### DONNÉES À TRAITER

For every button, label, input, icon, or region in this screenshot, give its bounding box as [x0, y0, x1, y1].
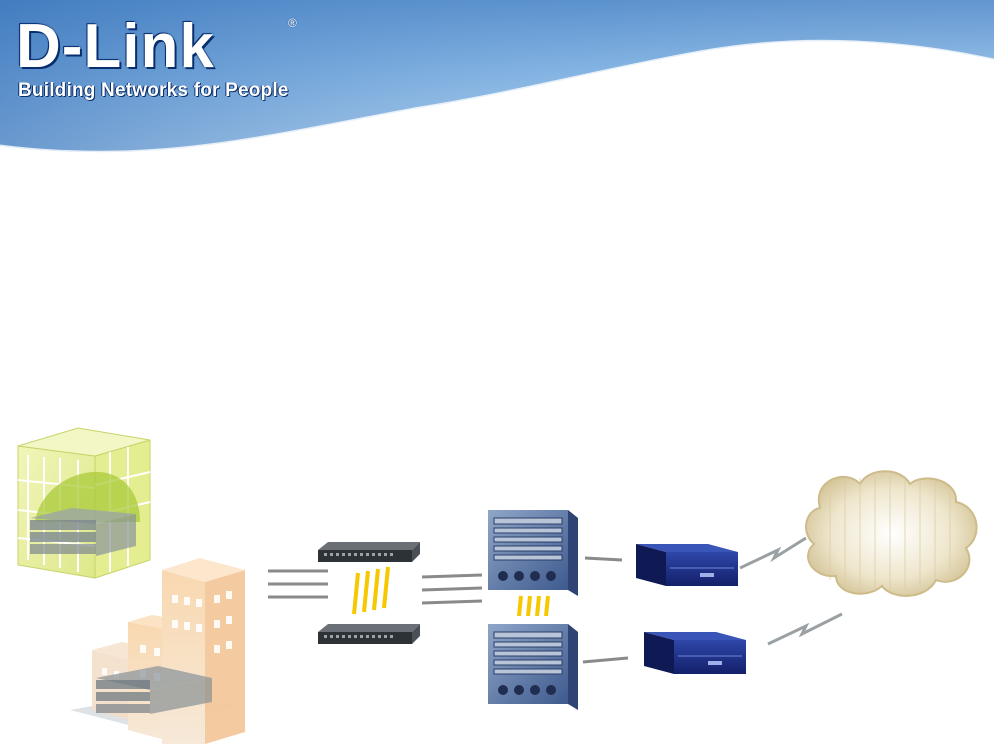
core-chassis-switch-bottom-icon: [488, 624, 578, 710]
branch-stacked-switches: [96, 666, 212, 714]
core-router-links: [582, 556, 629, 664]
access-core-links: [421, 573, 483, 605]
header-wave-banner: [0, 0, 994, 154]
network-diagram: [17, 427, 978, 744]
access-stacking-links: [352, 566, 390, 615]
dlink-logo: D-Link ® Building Networks for People: [16, 16, 306, 108]
access-switch-top-icon: [318, 542, 420, 562]
wan-lightning-links: [739, 536, 843, 646]
hq-stacked-switches: [30, 508, 136, 556]
edge-router-bottom-icon: [644, 632, 746, 674]
building-uplink-lines: [268, 569, 328, 599]
headquarters-building-icon: [17, 427, 151, 579]
core-interconnect-links: [517, 595, 550, 617]
branch-office-buildings-icon: [70, 558, 245, 744]
registered-mark: ®: [288, 16, 297, 30]
edge-router-top-icon: [636, 544, 738, 586]
logo-wordmark: D-Link: [16, 12, 215, 81]
access-switch-bottom-icon: [318, 624, 420, 644]
internet-cloud-icon: [805, 470, 978, 597]
core-chassis-switch-top-icon: [488, 510, 578, 596]
logo-tagline: Building Networks for People: [18, 80, 289, 101]
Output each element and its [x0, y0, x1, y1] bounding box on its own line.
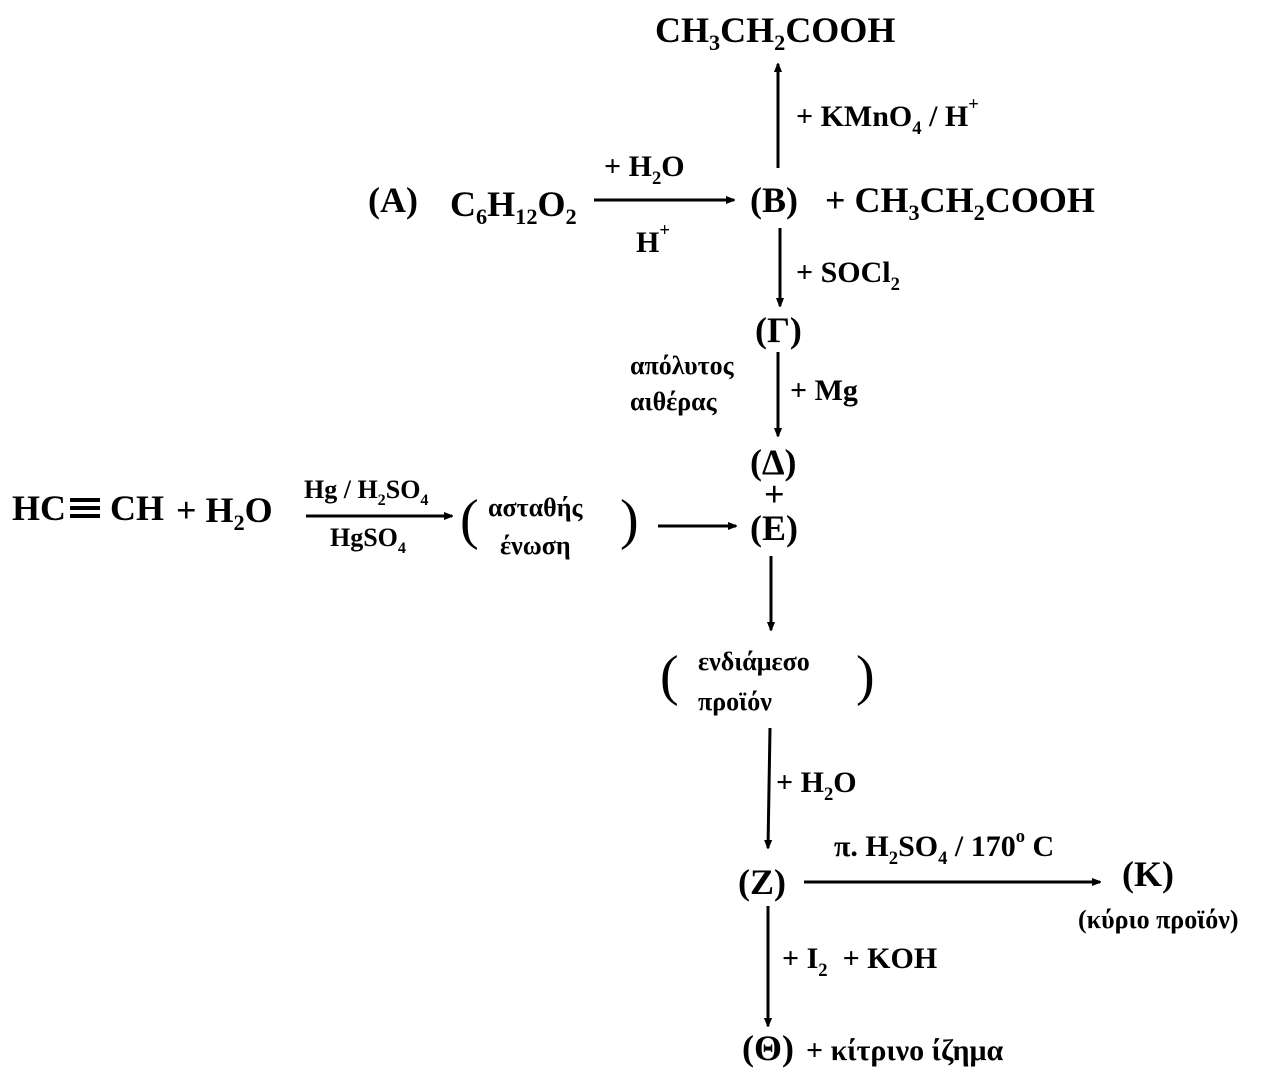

######

◆ **CONSIGNE**:
Recopiez en entier les lignes allant du début des entrées jusqu'à celle qui contient « core-router-links: [582, 556, 629, 664] », bornes incluses, en remettant à l'échelle les seules coordonnées des cadres dans les réponses : multipliez-les par 2,4 et arrondissez à l'entier le plus proche, les demis vers le haut. Laissez les images de côté.

◆ **RÉPONSE COMPLÈTE**:
For every button, label, input, icon, or region in this screenshot, give its bounding box as [x0, y0, x1, y1].
core-chassis-switch-bottom-icon: [1171, 1498, 1387, 1704]
branch-stacked-switches: [230, 1598, 509, 1714]
core-router-links: [1397, 1334, 1510, 1594]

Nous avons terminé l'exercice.